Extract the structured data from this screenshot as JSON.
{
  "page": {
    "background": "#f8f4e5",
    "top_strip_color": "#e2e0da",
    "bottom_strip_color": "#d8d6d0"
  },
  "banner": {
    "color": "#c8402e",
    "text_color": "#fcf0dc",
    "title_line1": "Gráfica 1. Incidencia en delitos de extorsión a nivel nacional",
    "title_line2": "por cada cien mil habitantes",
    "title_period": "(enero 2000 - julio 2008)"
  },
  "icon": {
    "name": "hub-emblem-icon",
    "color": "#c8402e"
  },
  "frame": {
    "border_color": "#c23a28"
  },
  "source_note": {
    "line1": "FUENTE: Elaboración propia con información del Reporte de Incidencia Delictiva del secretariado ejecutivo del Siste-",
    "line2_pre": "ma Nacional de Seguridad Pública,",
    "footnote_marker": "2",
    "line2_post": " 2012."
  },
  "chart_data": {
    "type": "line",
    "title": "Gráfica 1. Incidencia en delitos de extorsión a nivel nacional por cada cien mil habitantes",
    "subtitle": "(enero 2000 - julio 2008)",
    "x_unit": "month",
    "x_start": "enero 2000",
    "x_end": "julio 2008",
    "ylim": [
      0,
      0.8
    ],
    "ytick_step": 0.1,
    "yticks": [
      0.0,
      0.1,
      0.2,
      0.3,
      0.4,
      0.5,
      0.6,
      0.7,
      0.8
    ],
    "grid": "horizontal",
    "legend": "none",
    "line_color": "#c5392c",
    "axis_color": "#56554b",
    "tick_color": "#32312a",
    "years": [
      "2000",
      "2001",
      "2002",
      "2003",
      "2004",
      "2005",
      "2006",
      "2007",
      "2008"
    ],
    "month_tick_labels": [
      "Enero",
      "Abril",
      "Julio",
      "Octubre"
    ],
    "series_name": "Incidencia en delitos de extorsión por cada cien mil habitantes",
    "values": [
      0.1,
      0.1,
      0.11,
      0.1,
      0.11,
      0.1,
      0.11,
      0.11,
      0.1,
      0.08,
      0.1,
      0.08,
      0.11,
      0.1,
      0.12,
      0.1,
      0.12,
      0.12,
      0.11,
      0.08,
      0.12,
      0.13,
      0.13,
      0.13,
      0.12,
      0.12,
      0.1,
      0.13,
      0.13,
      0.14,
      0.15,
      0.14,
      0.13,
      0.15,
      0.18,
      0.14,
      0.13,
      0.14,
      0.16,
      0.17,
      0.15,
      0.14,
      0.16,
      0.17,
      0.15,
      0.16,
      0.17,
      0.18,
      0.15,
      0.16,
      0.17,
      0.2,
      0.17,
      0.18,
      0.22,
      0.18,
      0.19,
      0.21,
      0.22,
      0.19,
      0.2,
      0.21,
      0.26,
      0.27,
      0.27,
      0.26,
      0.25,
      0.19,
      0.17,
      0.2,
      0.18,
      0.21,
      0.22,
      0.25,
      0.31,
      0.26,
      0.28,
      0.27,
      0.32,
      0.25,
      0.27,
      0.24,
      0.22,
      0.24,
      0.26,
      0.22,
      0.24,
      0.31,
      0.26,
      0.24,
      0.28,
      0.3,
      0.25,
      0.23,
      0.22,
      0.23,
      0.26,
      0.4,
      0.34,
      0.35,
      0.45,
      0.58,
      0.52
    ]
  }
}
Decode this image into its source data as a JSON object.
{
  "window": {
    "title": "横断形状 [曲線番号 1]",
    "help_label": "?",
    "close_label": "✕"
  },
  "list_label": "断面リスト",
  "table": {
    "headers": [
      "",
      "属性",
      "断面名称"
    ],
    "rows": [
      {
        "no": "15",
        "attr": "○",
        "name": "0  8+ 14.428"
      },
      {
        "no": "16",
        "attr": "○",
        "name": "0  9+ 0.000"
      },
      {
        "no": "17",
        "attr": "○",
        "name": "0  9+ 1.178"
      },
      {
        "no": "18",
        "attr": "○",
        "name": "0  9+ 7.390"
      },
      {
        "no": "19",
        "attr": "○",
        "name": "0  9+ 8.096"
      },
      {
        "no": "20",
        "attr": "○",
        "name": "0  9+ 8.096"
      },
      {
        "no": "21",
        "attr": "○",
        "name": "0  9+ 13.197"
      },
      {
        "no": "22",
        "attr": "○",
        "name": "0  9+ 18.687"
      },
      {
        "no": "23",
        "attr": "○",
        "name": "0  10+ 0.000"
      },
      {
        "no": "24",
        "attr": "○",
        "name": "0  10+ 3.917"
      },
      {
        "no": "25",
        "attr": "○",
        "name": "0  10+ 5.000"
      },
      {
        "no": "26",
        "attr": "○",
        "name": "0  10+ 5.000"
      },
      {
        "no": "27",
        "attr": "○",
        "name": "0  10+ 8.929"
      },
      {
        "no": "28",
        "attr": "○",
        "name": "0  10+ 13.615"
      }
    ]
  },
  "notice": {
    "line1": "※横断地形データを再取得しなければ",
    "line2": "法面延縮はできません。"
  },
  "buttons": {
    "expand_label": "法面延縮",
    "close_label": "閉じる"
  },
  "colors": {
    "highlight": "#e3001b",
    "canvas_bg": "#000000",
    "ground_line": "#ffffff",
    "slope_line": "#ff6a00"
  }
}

Task: Pull out every line of the entries that includes the word "extorsión".

Correct response:
    "title_line1": "Gráfica 1. Incidencia en delitos de extorsión a nivel nacional",
    "title": "Gráfica 1. Incidencia en delitos de extorsión a nivel nacional por cada cien mil habitantes",
    "series_name": "Incidencia en delitos de extorsión por cada cien mil habitantes",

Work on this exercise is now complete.